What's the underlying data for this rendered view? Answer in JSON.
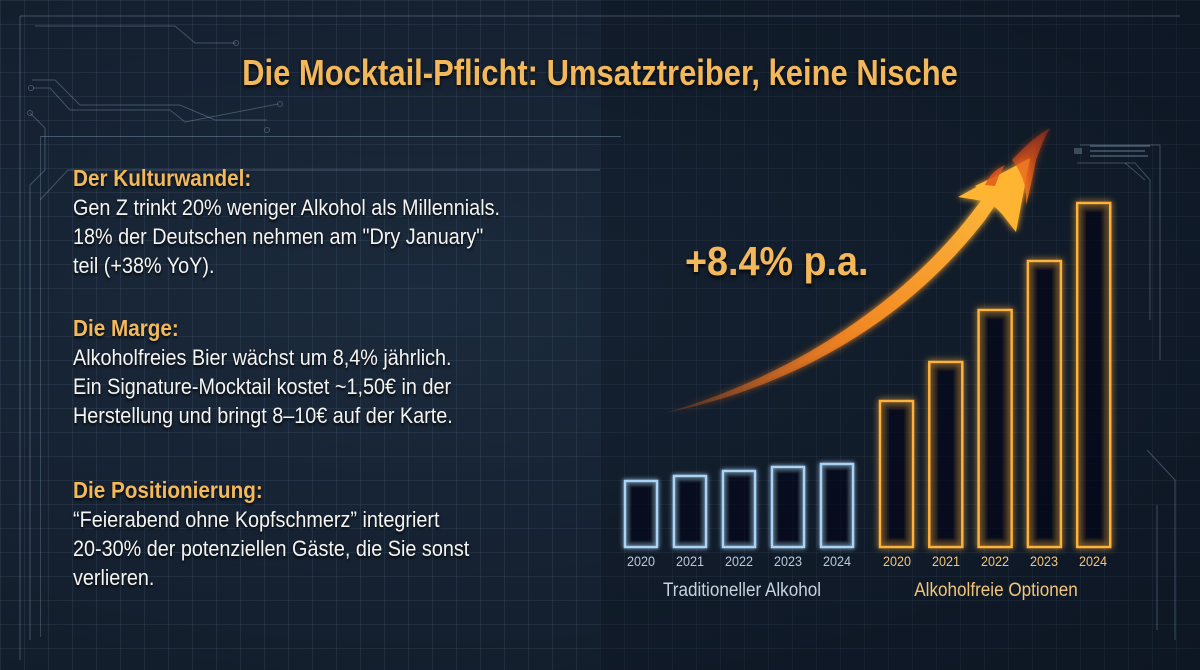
{
  "title": "Die Mocktail-Pflicht: Umsatztreiber, keine Nische",
  "sections": [
    {
      "heading": "Der Kulturwandel:",
      "lines": [
        "Gen Z trinkt 20% weniger Alkohol als Millennials.",
        "18% der Deutschen nehmen am \"Dry January\"",
        "teil (+38% YoY)."
      ]
    },
    {
      "heading": "Die Marge:",
      "lines": [
        "Alkoholfreies Bier wächst um 8,4% jährlich.",
        "Ein Signature-Mocktail kostet ~1,50€ in der",
        "Herstellung und bringt 8–10€ auf der Karte."
      ]
    },
    {
      "heading": "Die Positionierung:",
      "lines": [
        "“Feierabend ohne Kopfschmerz” integriert",
        "20-30% der potenziellen Gäste, die Sie sonst",
        "verlieren."
      ]
    }
  ],
  "colors": {
    "accent_gold": "#f2b85a",
    "traditional_blue": "#a9d4f5",
    "alcohol_free_orange": "#ffb23a",
    "background": "#15202e"
  },
  "chart_data": {
    "type": "bar",
    "title": "",
    "annotation": "+8.4% p.a.",
    "annotation_icon": "rising-arrow-icon",
    "categories": [
      "2020",
      "2021",
      "2022",
      "2023",
      "2024"
    ],
    "series": [
      {
        "name": "Traditioneller Alkohol",
        "color": "#a9d4f5",
        "values": [
          66,
          71,
          76,
          80,
          83
        ]
      },
      {
        "name": "Alkoholfreie Optionen",
        "color": "#ffb23a",
        "values": [
          146,
          185,
          237,
          286,
          344
        ]
      }
    ],
    "value_note": "Relative bar heights in px above baseline (no y-axis shown)",
    "xlabel": "",
    "ylabel": "",
    "ylim": [
      0,
      360
    ],
    "grid": true,
    "legend_position": "below each group"
  }
}
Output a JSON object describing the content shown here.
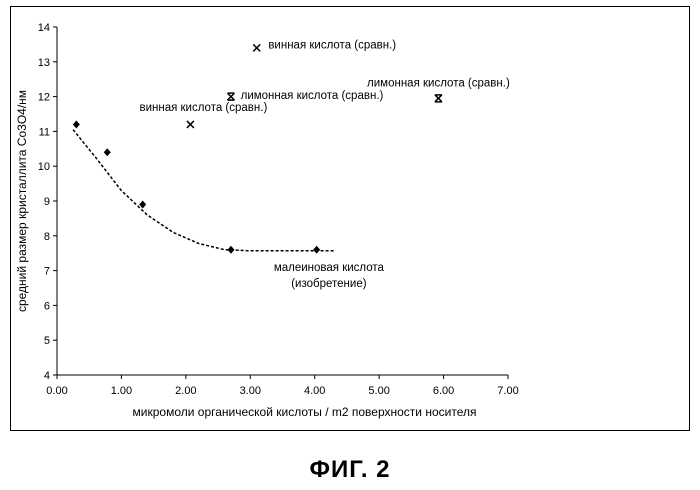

※ ※ ※

### [Aim of the task]
Within the material above, find the lines that contain the word "heading"; copy them.

### [Written answer]
      "heading": "Der Kulturwandel:",
      "heading": "Die Marge:",
      "heading": "Die Positionierung:",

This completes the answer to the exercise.